Your instructions: Reproduce each line of the material below verbatim, leaving out the pictures.

Records for this exercise:
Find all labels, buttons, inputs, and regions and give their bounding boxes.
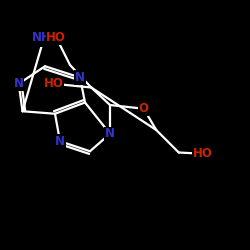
Text: N: N (105, 127, 115, 140)
Text: N: N (55, 135, 65, 148)
Text: N: N (75, 71, 85, 84)
Text: HO: HO (192, 147, 212, 160)
Text: O: O (139, 102, 149, 115)
Text: HO: HO (44, 77, 64, 90)
Text: NH$_2$: NH$_2$ (31, 31, 57, 46)
Text: HO: HO (46, 31, 66, 44)
Text: N: N (14, 77, 24, 90)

Solution to this problem:
Find all labels, buttons, inputs, and regions and give their bounding boxes.
Text: N: N (105, 127, 115, 140)
Text: N: N (55, 135, 65, 148)
Text: N: N (75, 71, 85, 84)
Text: HO: HO (192, 147, 212, 160)
Text: O: O (139, 102, 149, 115)
Text: HO: HO (44, 77, 64, 90)
Text: NH$_2$: NH$_2$ (31, 31, 57, 46)
Text: HO: HO (46, 31, 66, 44)
Text: N: N (14, 77, 24, 90)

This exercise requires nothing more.